◆ **What is expected**: Below are some records; give them all again exactly, but not the pictures.

===============

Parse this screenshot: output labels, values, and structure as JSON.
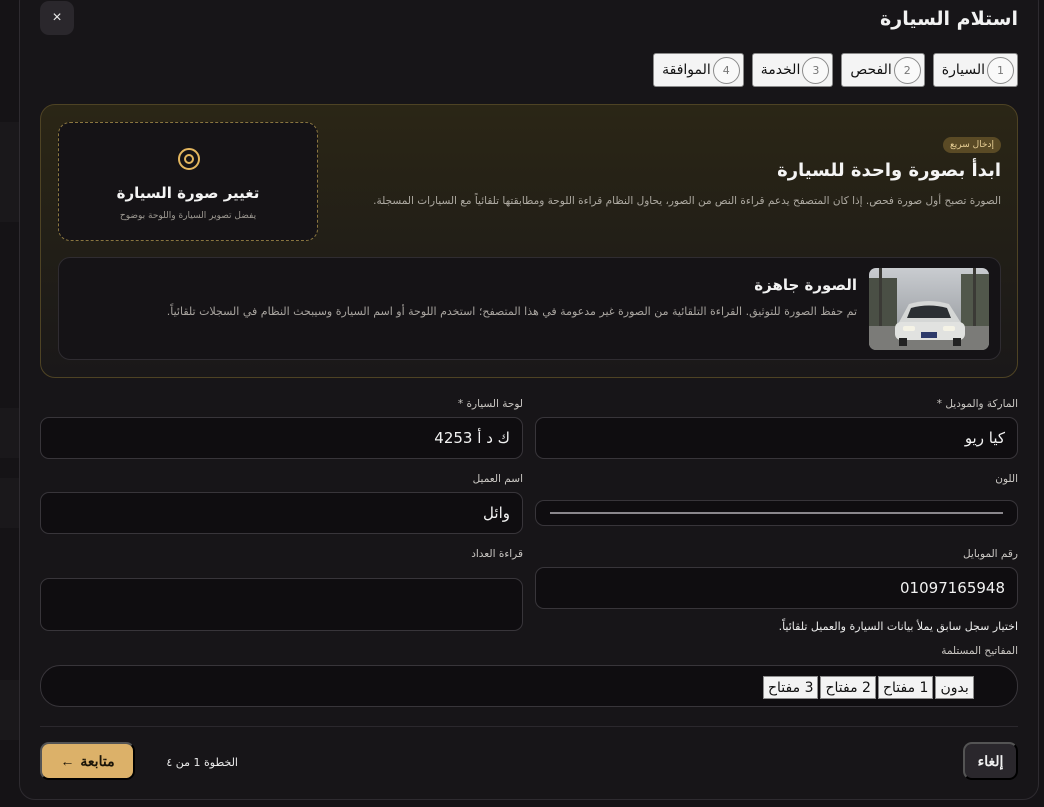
{
  "modal": {
    "title": "استلام السيارة",
    "close_label": "×"
  },
  "steps": [
    {
      "num": "1",
      "label": "السيارة"
    },
    {
      "num": "2",
      "label": "الفحص"
    },
    {
      "num": "3",
      "label": "الخدمة"
    },
    {
      "num": "4",
      "label": "الموافقة"
    }
  ],
  "quick_entry": {
    "badge": "إدخال سريع",
    "title": "ابدأ بصورة واحدة للسيارة",
    "description": "الصورة تصبح أول صورة فحص. إذا كان المتصفح يدعم قراءة النص من الصور، يحاول النظام قراءة اللوحة ومطابقتها تلقائياً مع السيارات المسجلة."
  },
  "upload": {
    "icon": "target-icon",
    "title": "تغيير صورة السيارة",
    "subtitle": "يفضل تصوير السيارة واللوحة بوضوح"
  },
  "photo_ready": {
    "title": "الصورة جاهزة",
    "description": "تم حفظ الصورة للتوثيق. القراءة التلقائية من الصورة غير مدعومة في هذا المتصفح؛ استخدم اللوحة أو اسم السيارة وسيبحث النظام في السجلات تلقائياً."
  },
  "form": {
    "brand_label": "الماركة والموديل *",
    "brand_value": "كيا ريو",
    "plate_label": "لوحة السيارة *",
    "plate_value": "ك د أ 4253",
    "color_label": "اللون",
    "customer_label": "اسم العميل",
    "customer_value": "وائل",
    "mobile_label": "رقم الموبايل",
    "mobile_value": "01097165948",
    "odometer_label": "قراءة العداد",
    "odometer_value": "",
    "hint": "اختيار سجل سابق يملأ بيانات السيارة والعميل تلقائياً.",
    "keys_label": "المفاتيح المستلمة",
    "keys_options": [
      "بدون",
      "1 مفتاح",
      "2 مفتاح",
      "3 مفتاح"
    ]
  },
  "footer": {
    "cancel": "إلغاء",
    "step_count": "الخطوة 1 من ٤",
    "continue": "متابعة",
    "continue_arrow": "←"
  },
  "colors": {
    "accent": "#dcb169",
    "panel_border": "#4e4324",
    "background": "#171518"
  }
}
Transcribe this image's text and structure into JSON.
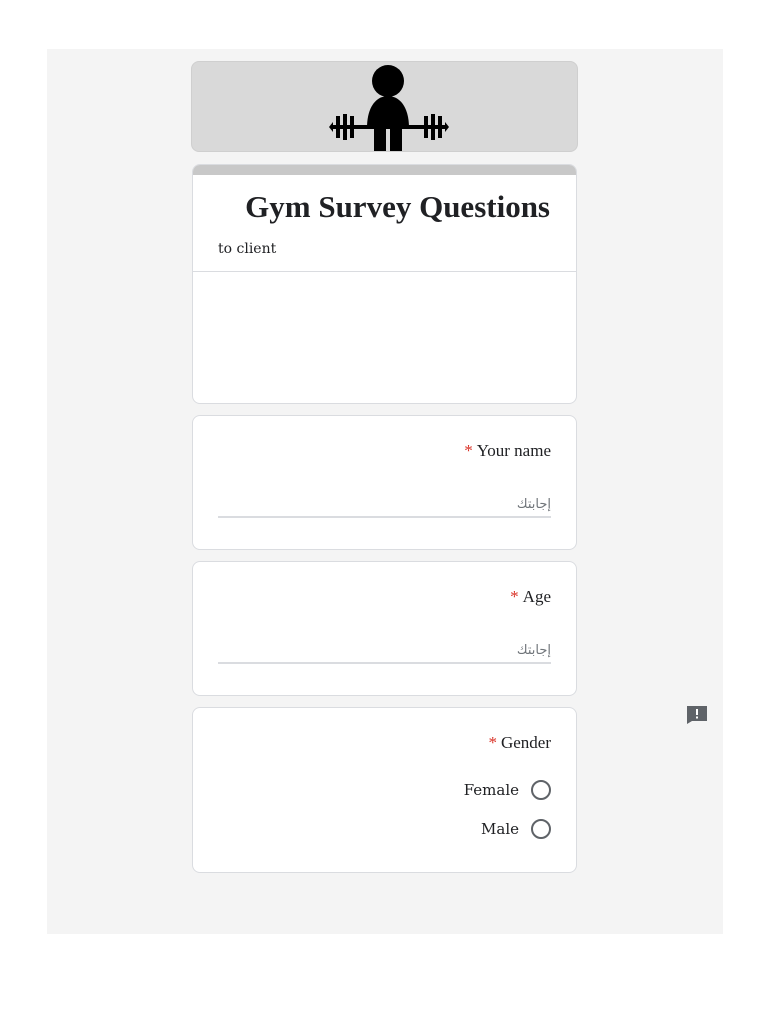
{
  "form": {
    "title": "Gym Survey Questions",
    "description": "to client",
    "header_image": "weightlifter-icon"
  },
  "questions": [
    {
      "title": "Your name",
      "required_marker": "*",
      "placeholder": "إجابتك"
    },
    {
      "title": "Age",
      "required_marker": "*",
      "placeholder": "إجابتك"
    },
    {
      "title": "Gender",
      "required_marker": "*",
      "options": [
        "Female",
        "Male"
      ]
    }
  ],
  "report_icon": "report-problem-icon",
  "colors": {
    "required": "#d93025",
    "page_background": "#f4f4f4",
    "header_banner": "#d9d9d9"
  }
}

===============

◆ **Answer**:
Parse this screenshot: output labels, values, and structure as JSON.
{
  "modal": {
    "title": "استلام السيارة",
    "close_label": "×"
  },
  "steps": [
    {
      "num": "1",
      "label": "السيارة"
    },
    {
      "num": "2",
      "label": "الفحص"
    },
    {
      "num": "3",
      "label": "الخدمة"
    },
    {
      "num": "4",
      "label": "الموافقة"
    }
  ],
  "quick_entry": {
    "badge": "إدخال سريع",
    "title": "ابدأ بصورة واحدة للسيارة",
    "description": "الصورة تصبح أول صورة فحص. إذا كان المتصفح يدعم قراءة النص من الصور، يحاول النظام قراءة اللوحة ومطابقتها تلقائياً مع السيارات المسجلة."
  },
  "upload": {
    "icon": "target-icon",
    "title": "تغيير صورة السيارة",
    "subtitle": "يفضل تصوير السيارة واللوحة بوضوح"
  },
  "photo_ready": {
    "title": "الصورة جاهزة",
    "description": "تم حفظ الصورة للتوثيق. القراءة التلقائية من الصورة غير مدعومة في هذا المتصفح؛ استخدم اللوحة أو اسم السيارة وسيبحث النظام في السجلات تلقائياً."
  },
  "form": {
    "brand_label": "الماركة والموديل *",
    "brand_value": "كيا ريو",
    "plate_label": "لوحة السيارة *",
    "plate_value": "ك د أ 4253",
    "color_label": "اللون",
    "customer_label": "اسم العميل",
    "customer_value": "وائل",
    "mobile_label": "رقم الموبايل",
    "mobile_value": "01097165948",
    "odometer_label": "قراءة العداد",
    "odometer_value": "",
    "hint": "اختيار سجل سابق يملأ بيانات السيارة والعميل تلقائياً.",
    "keys_label": "المفاتيح المستلمة",
    "keys_options": [
      "بدون",
      "1 مفتاح",
      "2 مفتاح",
      "3 مفتاح"
    ]
  },
  "footer": {
    "cancel": "إلغاء",
    "step_count": "الخطوة 1 من ٤",
    "continue": "متابعة",
    "continue_arrow": "←"
  },
  "colors": {
    "accent": "#dcb169",
    "panel_border": "#4e4324",
    "background": "#171518"
  }
}
Transcribe this image's text and structure into JSON.
{
  "form": {
    "title": "Gym Survey Questions",
    "description": "to client",
    "header_image": "weightlifter-icon"
  },
  "questions": [
    {
      "title": "Your name",
      "required_marker": "*",
      "placeholder": "إجابتك"
    },
    {
      "title": "Age",
      "required_marker": "*",
      "placeholder": "إجابتك"
    },
    {
      "title": "Gender",
      "required_marker": "*",
      "options": [
        "Female",
        "Male"
      ]
    }
  ],
  "report_icon": "report-problem-icon",
  "colors": {
    "required": "#d93025",
    "page_background": "#f4f4f4",
    "header_banner": "#d9d9d9"
  }
}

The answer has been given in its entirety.